§ **DATASET CONTENT**
.....

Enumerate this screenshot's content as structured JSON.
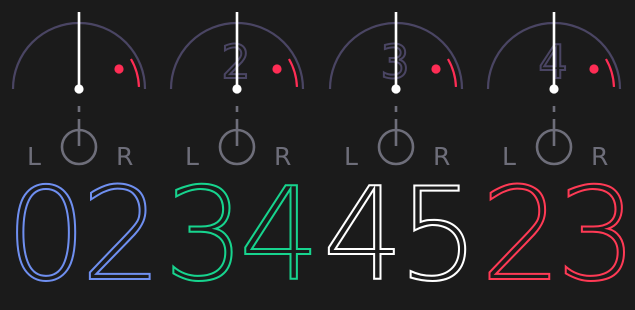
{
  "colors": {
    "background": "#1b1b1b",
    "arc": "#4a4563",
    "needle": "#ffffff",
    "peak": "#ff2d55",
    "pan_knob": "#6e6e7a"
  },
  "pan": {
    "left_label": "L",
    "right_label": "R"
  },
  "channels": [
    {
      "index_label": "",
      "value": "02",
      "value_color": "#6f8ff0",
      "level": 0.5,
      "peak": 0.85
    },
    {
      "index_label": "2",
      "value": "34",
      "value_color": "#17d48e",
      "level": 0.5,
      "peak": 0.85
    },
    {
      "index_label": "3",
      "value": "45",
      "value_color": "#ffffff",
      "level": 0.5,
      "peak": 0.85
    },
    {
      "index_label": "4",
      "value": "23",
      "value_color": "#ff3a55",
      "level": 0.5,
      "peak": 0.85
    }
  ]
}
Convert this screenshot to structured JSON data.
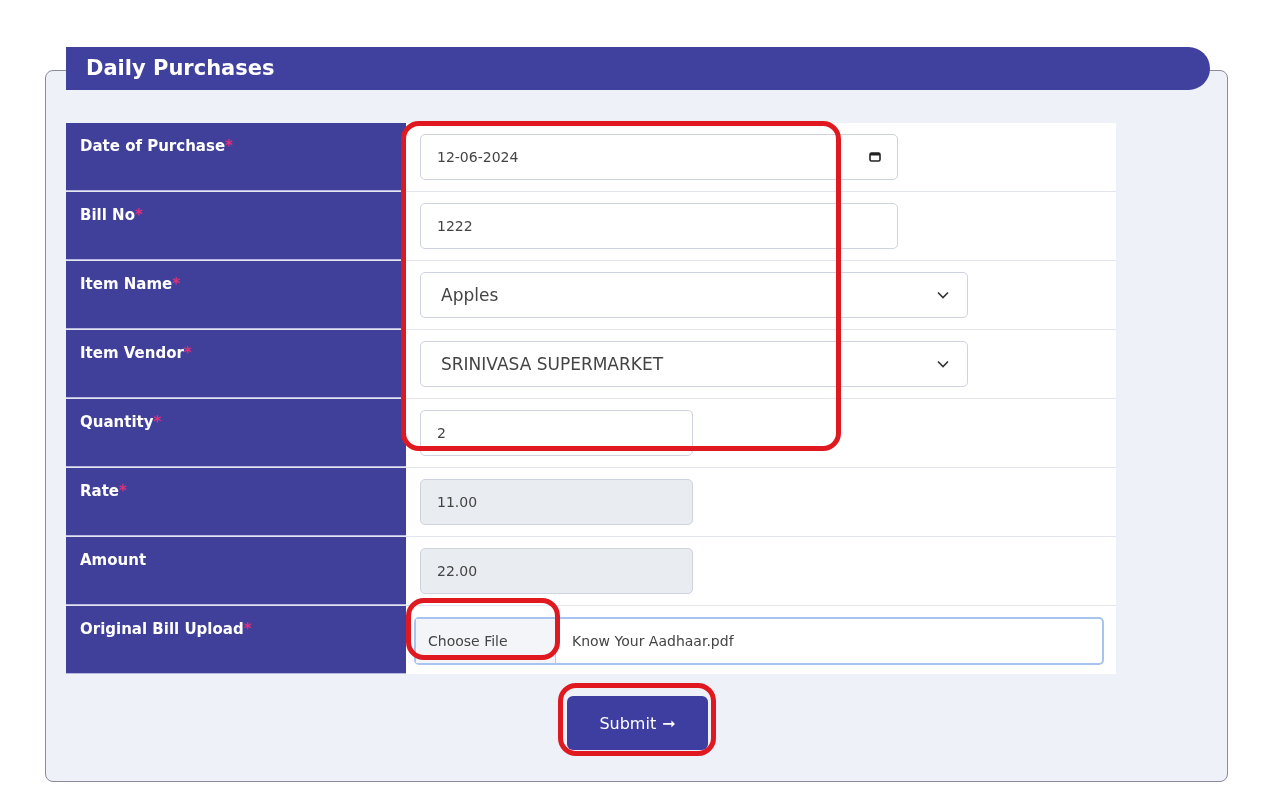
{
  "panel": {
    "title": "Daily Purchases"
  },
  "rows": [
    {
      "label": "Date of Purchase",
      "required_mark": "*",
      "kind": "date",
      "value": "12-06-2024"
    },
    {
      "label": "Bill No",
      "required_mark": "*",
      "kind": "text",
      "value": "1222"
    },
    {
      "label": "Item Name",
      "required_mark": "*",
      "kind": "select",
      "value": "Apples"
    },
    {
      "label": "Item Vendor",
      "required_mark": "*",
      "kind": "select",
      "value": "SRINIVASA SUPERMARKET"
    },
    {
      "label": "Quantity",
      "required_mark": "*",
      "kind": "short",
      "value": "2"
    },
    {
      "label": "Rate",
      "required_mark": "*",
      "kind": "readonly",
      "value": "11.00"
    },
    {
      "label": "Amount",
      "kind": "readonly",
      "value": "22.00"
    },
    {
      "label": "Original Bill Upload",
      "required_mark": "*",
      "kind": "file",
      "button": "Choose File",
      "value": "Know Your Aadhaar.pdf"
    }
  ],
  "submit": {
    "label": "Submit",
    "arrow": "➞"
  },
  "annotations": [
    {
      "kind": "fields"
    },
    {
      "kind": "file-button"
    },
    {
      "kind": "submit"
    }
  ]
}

.....

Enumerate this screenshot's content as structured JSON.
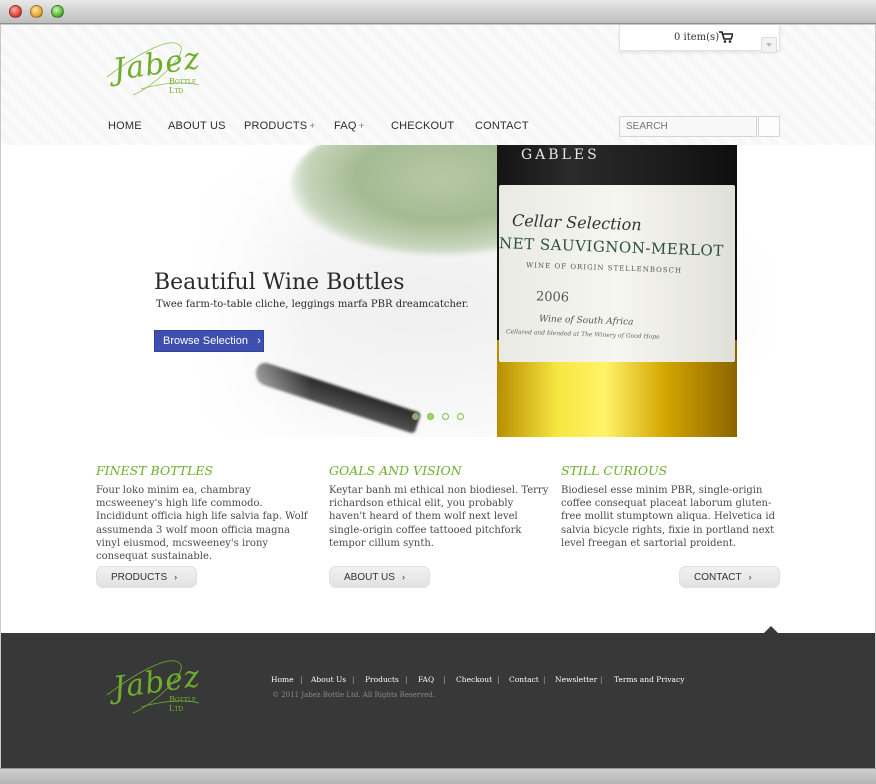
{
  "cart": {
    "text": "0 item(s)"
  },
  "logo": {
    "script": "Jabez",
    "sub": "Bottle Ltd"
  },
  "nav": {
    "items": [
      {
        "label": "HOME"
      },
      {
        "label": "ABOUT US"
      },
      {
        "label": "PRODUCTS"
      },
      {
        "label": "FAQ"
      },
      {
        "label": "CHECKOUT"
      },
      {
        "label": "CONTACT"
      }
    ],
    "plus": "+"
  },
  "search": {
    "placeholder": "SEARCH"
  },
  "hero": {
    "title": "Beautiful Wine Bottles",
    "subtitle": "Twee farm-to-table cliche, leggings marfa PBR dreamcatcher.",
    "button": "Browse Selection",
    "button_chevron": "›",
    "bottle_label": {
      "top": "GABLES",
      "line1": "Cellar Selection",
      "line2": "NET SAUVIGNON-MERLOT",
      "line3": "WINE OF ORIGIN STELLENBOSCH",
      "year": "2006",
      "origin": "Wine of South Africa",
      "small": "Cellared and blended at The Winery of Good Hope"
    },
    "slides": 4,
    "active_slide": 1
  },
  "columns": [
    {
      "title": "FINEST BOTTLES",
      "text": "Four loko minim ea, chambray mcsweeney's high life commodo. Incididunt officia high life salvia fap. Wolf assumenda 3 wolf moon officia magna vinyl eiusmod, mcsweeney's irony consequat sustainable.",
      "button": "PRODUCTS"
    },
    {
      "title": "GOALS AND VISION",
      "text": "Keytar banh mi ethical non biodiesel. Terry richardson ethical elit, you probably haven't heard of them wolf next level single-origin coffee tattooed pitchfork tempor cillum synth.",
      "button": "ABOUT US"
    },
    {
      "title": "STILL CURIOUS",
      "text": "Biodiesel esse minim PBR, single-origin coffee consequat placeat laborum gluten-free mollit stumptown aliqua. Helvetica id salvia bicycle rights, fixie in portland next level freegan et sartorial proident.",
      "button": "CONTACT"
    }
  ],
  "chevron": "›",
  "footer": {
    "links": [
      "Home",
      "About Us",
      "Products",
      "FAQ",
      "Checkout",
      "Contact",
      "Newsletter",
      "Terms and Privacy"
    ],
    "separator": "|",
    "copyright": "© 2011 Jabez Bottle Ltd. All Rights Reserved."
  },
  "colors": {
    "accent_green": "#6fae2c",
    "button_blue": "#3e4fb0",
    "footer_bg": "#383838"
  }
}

.....

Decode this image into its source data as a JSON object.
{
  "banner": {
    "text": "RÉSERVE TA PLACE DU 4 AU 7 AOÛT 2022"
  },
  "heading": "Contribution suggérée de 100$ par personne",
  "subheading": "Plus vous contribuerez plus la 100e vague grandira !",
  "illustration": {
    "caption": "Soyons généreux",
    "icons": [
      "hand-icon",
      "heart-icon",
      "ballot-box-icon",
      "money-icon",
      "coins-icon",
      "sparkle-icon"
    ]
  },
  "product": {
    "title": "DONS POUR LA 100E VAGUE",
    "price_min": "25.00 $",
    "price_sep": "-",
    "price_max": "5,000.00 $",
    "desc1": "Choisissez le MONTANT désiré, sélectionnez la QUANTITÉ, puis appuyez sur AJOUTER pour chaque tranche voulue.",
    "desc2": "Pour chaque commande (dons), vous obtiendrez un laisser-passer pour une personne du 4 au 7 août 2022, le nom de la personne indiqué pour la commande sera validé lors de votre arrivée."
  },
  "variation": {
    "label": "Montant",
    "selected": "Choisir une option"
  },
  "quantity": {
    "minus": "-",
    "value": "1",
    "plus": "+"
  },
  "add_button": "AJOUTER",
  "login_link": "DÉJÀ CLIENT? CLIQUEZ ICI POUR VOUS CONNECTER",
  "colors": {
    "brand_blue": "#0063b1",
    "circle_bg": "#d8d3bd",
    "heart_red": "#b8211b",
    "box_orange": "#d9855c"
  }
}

.....

§ **WORK REQUIRED**
List every line from the entries above in which "chaque" appears.

§ **SOLUTION TO THIS TASK**
    "desc1": "Choisissez le MONTANT désiré, sélectionnez la QUANTITÉ, puis appuyez sur AJOUTER pour chaque tranche voulue.",
    "desc2": "Pour chaque commande (dons), vous obtiendrez un laisser-passer pour une personne du 4 au 7 août 2022, le nom de la personne indiqué pour la commande sera validé lors de votre arrivée."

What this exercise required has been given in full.